_Material provided_
■ ■ ■ ■ ■ ■ ■

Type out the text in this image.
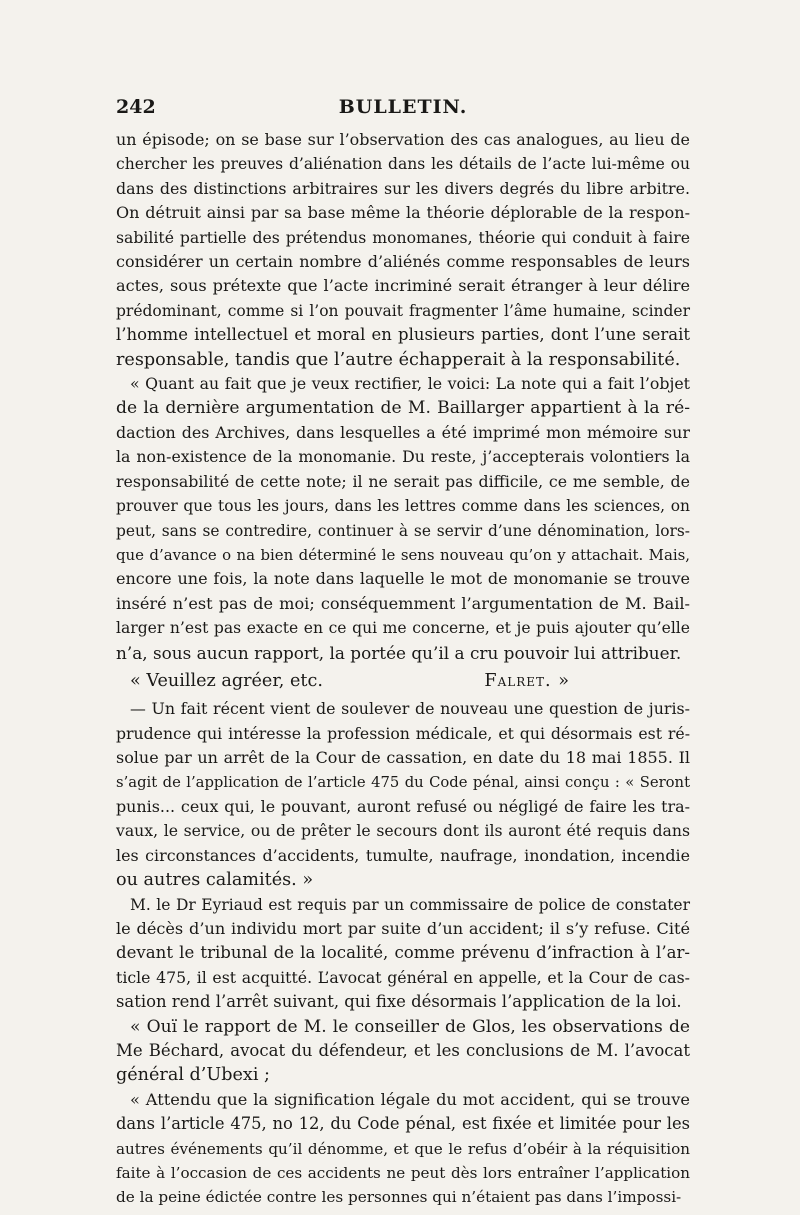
242	BULLETIN.
un épisode; on se base sur l’observation des cas analogues, au lieu de
chercher les preuves d’aliénation dans les détails de l’acte lui-même ou
dans des distinctions arbitraires sur les divers degrés du libre arbitre.
On détruit ainsi par sa base même la théorie déplorable de la respon-
sabilité partielle des prétendus monomanes, théorie qui conduit à faire
considérer un certain nombre d’aliénés comme responsables de leurs
actes, sous prétexte que l’acte incriminé serait étranger à leur délire
prédominant, comme si l’on pouvait fragmenter l’âme humaine, scinder
l’homme intellectuel et moral en plusieurs parties, dont l’une serait
responsable, tandis que l’autre échapperait à la responsabilité.
« Quant au fait que je veux rectifier, le voici: La note qui a fait l’objet
de la dernière argumentation de M. Baillarger appartient à la ré-
daction des Archives, dans lesquelles a été imprimé mon mémoire sur
la non-existence de la monomanie. Du reste, j’accepterais volontiers la
responsabilité de cette note; il ne serait pas difficile, ce me semble, de
prouver que tous les jours, dans les lettres comme dans les sciences, on
peut, sans se contredire, continuer à se servir d’une dénomination, lors-
que d’avance o na bien déterminé le sens nouveau qu’on y attachait. Mais,
encore une fois, la note dans laquelle le mot de monomanie se trouve
inséré n’est pas de moi; conséquemment l’argumentation de M. Bail-
larger n’est pas exacte en ce qui me concerne, et je puis ajouter qu’elle
n’a, sous aucun rapport, la portée qu’il a cru pouvoir lui attribuer.
« Veuillez agréer, etc.	Falret. »
— Un fait récent vient de soulever de nouveau une question de juris-
prudence qui intéresse la profession médicale, et qui désormais est ré-
solue par un arrêt de la Cour de cassation, en date du 18 mai 1855. Il
s’agit de l’application de l’article 475 du Code pénal, ainsi conçu : « Seront
punis... ceux qui, le pouvant, auront refusé ou négligé de faire les tra-
vaux, le service, ou de prêter le secours dont ils auront été requis dans
les circonstances d’accidents, tumulte, naufrage, inondation, incendie
ou autres calamités. »
M. le Dr Eyriaud est requis par un commissaire de police de constater
le décès d’un individu mort par suite d’un accident; il s’y refuse. Cité
devant le tribunal de la localité, comme prévenu d’infraction à l’ar-
ticle 475, il est acquitté. L’avocat général en appelle, et la Cour de cas-
sation rend l’arrêt suivant, qui fixe désormais l’application de la loi.
« Ouï le rapport de M. le conseiller de Glos, les observations de
Me Béchard, avocat du défendeur, et les conclusions de M. l’avocat
général d’Ubexi ;
« Attendu que la signification légale du mot accident, qui se trouve
dans l’article 475, no 12, du Code pénal, est fixée et limitée pour les
autres événements qu’il dénomme, et que le refus d’obéir à la réquisition
faite à l’occasion de ces accidents ne peut dès lors entraîner l’application
de la peine édictée contre les personnes qui n’étaient pas dans l’impossi-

■ ■ ■ ■ ■ ■ ■

_What needs to be done_
Retype all of the entries exactly as written, leaving out any images.

_Task response_
Type out the text in this image.
242	BULLETIN.
un épisode; on se base sur l’observation des cas analogues, au lieu de
chercher les preuves d’aliénation dans les détails de l’acte lui-même ou
dans des distinctions arbitraires sur les divers degrés du libre arbitre.
On détruit ainsi par sa base même la théorie déplorable de la respon-
sabilité partielle des prétendus monomanes, théorie qui conduit à faire
considérer un certain nombre d’aliénés comme responsables de leurs
actes, sous prétexte que l’acte incriminé serait étranger à leur délire
prédominant, comme si l’on pouvait fragmenter l’âme humaine, scinder
l’homme intellectuel et moral en plusieurs parties, dont l’une serait
responsable, tandis que l’autre échapperait à la responsabilité.
« Quant au fait que je veux rectifier, le voici: La note qui a fait l’objet
de la dernière argumentation de M. Baillarger appartient à la ré-
daction des Archives, dans lesquelles a été imprimé mon mémoire sur
la non-existence de la monomanie. Du reste, j’accepterais volontiers la
responsabilité de cette note; il ne serait pas difficile, ce me semble, de
prouver que tous les jours, dans les lettres comme dans les sciences, on
peut, sans se contredire, continuer à se servir d’une dénomination, lors-
que d’avance o na bien déterminé le sens nouveau qu’on y attachait. Mais,
encore une fois, la note dans laquelle le mot de monomanie se trouve
inséré n’est pas de moi; conséquemment l’argumentation de M. Bail-
larger n’est pas exacte en ce qui me concerne, et je puis ajouter qu’elle
n’a, sous aucun rapport, la portée qu’il a cru pouvoir lui attribuer.
« Veuillez agréer, etc.	Falret. »
— Un fait récent vient de soulever de nouveau une question de juris-
prudence qui intéresse la profession médicale, et qui désormais est ré-
solue par un arrêt de la Cour de cassation, en date du 18 mai 1855. Il
s’agit de l’application de l’article 475 du Code pénal, ainsi conçu : « Seront
punis... ceux qui, le pouvant, auront refusé ou négligé de faire les tra-
vaux, le service, ou de prêter le secours dont ils auront été requis dans
les circonstances d’accidents, tumulte, naufrage, inondation, incendie
ou autres calamités. »
M. le Dr Eyriaud est requis par un commissaire de police de constater
le décès d’un individu mort par suite d’un accident; il s’y refuse. Cité
devant le tribunal de la localité, comme prévenu d’infraction à l’ar-
ticle 475, il est acquitté. L’avocat général en appelle, et la Cour de cas-
sation rend l’arrêt suivant, qui fixe désormais l’application de la loi.
« Ouï le rapport de M. le conseiller de Glos, les observations de
Me Béchard, avocat du défendeur, et les conclusions de M. l’avocat
général d’Ubexi ;
« Attendu que la signification légale du mot accident, qui se trouve
dans l’article 475, no 12, du Code pénal, est fixée et limitée pour les
autres événements qu’il dénomme, et que le refus d’obéir à la réquisition
faite à l’occasion de ces accidents ne peut dès lors entraîner l’application
de la peine édictée contre les personnes qui n’étaient pas dans l’impossi-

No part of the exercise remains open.